> **Data supplied**
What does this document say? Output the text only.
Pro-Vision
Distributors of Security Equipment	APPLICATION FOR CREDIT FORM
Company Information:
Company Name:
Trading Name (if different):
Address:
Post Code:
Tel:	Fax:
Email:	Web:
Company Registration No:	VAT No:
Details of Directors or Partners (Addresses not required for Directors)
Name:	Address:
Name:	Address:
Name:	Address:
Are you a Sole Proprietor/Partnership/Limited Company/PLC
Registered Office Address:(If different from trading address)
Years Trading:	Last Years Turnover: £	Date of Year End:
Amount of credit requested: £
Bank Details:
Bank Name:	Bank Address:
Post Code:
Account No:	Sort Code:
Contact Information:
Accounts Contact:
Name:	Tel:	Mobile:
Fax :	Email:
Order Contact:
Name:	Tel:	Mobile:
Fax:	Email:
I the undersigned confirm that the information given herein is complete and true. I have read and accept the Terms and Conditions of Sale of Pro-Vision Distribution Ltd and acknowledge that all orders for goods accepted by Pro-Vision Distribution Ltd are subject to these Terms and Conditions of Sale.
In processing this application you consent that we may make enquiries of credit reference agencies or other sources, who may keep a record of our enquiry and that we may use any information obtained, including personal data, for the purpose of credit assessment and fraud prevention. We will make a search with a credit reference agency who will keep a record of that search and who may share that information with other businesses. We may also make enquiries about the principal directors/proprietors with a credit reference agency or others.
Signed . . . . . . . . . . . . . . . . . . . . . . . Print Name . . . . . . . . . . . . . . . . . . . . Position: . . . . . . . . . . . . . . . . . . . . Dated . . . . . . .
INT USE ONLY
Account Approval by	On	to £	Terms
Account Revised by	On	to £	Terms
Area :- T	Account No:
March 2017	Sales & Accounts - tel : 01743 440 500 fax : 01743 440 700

> **What to do**
Provide the number of lines in the data above that contain the string "Terms", and nothing else.

> **Task answer**
3